## [Written request]
Copy out all lines where "Offline" appears.

** START OF Entries **

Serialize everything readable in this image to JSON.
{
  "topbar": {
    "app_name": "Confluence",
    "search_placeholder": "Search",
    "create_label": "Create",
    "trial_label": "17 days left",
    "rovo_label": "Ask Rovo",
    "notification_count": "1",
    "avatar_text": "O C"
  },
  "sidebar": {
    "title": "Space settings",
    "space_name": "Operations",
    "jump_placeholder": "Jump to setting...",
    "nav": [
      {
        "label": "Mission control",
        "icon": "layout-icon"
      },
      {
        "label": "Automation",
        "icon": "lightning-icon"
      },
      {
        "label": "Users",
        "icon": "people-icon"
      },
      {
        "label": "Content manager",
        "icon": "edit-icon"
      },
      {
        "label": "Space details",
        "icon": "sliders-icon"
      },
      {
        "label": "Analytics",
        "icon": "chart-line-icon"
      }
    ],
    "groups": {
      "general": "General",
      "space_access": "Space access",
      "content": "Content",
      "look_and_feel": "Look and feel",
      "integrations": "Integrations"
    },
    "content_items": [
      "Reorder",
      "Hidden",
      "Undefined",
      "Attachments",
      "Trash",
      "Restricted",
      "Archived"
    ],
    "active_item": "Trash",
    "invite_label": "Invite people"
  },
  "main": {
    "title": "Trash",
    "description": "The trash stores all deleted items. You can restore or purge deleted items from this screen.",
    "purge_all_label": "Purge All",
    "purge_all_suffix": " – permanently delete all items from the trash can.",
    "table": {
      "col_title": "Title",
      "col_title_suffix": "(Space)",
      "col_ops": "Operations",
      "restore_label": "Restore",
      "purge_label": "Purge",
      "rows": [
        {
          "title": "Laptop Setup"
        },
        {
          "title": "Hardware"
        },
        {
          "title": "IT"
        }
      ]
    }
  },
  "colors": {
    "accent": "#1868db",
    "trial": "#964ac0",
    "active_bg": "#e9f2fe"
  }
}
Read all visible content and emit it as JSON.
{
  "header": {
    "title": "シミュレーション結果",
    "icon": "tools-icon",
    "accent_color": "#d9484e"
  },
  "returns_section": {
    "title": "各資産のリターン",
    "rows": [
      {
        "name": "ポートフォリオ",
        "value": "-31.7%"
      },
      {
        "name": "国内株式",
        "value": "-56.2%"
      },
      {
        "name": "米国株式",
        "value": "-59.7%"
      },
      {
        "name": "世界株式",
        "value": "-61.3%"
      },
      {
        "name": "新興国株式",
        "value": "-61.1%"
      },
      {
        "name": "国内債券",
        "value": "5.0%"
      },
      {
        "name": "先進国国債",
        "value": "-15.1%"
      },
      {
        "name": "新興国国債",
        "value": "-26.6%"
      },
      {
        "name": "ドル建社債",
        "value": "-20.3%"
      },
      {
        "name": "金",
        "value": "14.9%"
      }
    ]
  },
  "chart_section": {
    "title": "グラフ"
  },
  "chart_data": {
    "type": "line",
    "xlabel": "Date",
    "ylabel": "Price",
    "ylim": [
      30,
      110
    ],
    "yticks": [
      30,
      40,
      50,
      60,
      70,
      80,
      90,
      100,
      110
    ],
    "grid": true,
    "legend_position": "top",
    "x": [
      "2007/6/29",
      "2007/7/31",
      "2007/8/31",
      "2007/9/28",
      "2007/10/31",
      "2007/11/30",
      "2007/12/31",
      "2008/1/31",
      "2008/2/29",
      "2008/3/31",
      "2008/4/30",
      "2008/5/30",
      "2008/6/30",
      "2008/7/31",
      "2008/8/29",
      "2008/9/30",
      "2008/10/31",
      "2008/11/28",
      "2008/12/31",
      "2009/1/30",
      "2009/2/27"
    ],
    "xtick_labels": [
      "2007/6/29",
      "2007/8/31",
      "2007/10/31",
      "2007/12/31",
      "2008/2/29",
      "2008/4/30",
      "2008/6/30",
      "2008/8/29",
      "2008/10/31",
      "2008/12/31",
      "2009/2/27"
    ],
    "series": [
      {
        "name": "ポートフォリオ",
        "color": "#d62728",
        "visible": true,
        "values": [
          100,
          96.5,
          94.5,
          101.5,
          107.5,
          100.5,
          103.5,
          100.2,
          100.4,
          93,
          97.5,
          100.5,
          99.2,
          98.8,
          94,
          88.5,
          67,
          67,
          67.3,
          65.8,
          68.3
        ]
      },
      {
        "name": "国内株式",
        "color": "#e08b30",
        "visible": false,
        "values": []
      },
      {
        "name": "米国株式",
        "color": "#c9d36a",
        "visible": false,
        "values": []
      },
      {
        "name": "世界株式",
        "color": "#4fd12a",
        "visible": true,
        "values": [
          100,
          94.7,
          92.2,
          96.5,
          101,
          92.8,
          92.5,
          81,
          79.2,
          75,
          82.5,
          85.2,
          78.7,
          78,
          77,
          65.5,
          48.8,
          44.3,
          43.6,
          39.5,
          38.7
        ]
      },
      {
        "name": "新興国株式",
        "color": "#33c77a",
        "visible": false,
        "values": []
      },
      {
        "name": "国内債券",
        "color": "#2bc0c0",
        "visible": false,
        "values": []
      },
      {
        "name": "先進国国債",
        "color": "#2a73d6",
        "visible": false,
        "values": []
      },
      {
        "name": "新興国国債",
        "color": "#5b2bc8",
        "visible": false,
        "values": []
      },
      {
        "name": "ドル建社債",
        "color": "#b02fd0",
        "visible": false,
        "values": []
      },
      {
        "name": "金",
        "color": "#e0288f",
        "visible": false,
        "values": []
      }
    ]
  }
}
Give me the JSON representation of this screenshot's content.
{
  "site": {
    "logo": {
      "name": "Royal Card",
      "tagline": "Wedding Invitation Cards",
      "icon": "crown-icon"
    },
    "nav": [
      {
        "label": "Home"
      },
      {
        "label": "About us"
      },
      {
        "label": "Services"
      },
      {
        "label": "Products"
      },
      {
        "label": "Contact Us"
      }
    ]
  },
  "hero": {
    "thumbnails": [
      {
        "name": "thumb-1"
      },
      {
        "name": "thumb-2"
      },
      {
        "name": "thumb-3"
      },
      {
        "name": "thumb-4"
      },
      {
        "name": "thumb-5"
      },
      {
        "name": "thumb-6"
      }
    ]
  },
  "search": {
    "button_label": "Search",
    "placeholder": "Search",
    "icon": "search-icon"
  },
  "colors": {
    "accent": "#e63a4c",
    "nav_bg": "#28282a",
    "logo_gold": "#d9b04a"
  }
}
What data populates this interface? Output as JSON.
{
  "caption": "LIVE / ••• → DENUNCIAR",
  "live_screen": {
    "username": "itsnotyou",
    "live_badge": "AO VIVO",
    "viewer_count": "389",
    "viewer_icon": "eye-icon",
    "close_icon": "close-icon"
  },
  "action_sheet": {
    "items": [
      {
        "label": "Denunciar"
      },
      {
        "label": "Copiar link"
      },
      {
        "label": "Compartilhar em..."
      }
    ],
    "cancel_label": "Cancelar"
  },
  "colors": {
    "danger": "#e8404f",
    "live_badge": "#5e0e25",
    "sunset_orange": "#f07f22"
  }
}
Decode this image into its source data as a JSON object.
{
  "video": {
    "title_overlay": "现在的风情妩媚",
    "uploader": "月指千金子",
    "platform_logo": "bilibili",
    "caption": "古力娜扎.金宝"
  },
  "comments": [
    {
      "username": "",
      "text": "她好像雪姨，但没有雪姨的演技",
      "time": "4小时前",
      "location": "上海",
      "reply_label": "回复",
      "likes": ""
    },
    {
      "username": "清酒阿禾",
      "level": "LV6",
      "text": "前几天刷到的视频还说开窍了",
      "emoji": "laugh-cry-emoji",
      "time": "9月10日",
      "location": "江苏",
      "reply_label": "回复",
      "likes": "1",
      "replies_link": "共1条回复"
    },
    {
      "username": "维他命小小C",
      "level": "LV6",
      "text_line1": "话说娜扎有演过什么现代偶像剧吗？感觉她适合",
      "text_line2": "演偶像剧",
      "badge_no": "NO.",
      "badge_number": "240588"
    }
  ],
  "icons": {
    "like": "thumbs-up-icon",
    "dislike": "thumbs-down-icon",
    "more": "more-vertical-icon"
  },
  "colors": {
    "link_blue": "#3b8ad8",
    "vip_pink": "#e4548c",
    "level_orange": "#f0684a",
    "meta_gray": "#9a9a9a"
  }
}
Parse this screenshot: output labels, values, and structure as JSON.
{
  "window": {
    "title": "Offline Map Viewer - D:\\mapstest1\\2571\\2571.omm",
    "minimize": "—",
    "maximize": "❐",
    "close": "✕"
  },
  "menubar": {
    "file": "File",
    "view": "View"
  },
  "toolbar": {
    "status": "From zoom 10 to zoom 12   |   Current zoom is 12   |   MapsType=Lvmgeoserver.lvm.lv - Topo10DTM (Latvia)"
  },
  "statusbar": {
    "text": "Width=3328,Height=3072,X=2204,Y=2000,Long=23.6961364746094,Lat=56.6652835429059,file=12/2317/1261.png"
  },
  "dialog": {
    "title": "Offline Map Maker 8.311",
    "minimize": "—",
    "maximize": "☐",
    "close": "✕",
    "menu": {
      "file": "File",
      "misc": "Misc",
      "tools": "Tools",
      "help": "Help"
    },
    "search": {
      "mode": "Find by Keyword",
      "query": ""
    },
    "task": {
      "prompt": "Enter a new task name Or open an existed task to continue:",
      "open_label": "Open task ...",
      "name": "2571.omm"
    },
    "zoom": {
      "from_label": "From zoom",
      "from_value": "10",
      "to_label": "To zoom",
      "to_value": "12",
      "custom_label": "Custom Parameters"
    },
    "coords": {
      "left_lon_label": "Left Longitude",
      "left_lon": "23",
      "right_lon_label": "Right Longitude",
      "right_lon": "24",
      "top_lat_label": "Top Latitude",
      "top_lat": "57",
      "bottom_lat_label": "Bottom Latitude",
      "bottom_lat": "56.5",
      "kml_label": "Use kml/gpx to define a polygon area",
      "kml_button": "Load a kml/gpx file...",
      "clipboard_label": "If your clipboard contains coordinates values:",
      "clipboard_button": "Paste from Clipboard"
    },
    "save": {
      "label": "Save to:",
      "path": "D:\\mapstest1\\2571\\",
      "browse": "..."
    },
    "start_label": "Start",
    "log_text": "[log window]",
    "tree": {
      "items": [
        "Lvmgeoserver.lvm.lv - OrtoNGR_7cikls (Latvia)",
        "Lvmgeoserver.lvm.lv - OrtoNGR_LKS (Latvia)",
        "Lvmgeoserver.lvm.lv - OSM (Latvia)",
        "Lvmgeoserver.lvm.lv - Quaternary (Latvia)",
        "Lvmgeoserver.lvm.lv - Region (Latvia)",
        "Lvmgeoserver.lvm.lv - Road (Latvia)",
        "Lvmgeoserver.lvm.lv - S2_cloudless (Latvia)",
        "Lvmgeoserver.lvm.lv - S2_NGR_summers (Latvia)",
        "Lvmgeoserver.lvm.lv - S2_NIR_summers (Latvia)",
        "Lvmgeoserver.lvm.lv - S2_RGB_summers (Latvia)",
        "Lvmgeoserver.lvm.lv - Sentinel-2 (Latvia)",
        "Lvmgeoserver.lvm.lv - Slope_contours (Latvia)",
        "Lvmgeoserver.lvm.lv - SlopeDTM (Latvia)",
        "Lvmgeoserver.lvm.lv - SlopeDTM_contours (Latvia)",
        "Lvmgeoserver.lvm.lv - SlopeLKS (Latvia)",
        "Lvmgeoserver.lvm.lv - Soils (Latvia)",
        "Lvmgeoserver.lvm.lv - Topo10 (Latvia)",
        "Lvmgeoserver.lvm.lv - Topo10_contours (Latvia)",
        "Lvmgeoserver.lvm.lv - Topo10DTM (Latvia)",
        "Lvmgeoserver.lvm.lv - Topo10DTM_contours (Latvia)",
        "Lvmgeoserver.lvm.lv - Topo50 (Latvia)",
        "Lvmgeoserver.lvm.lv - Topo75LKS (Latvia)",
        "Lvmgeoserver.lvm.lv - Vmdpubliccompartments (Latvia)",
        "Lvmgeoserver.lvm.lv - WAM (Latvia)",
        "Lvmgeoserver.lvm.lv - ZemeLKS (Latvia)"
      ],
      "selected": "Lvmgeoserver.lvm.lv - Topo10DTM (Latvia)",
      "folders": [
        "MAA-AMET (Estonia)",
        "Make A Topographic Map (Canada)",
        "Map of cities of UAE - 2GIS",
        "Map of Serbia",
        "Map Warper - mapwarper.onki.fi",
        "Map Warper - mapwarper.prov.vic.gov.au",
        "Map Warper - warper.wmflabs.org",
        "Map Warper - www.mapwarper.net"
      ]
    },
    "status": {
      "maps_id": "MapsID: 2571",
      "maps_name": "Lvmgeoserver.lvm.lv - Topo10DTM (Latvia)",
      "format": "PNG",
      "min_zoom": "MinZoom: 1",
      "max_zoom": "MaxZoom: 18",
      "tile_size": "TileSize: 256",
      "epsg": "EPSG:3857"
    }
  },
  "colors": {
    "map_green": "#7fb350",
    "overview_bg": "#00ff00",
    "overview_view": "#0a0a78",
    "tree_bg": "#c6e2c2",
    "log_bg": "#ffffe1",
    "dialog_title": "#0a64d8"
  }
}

** END OF Entries **

## [The solution]
    "title": "Offline Map Viewer - D:\\mapstest1\\2571\\2571.omm",
    "title": "Offline Map Maker 8.311",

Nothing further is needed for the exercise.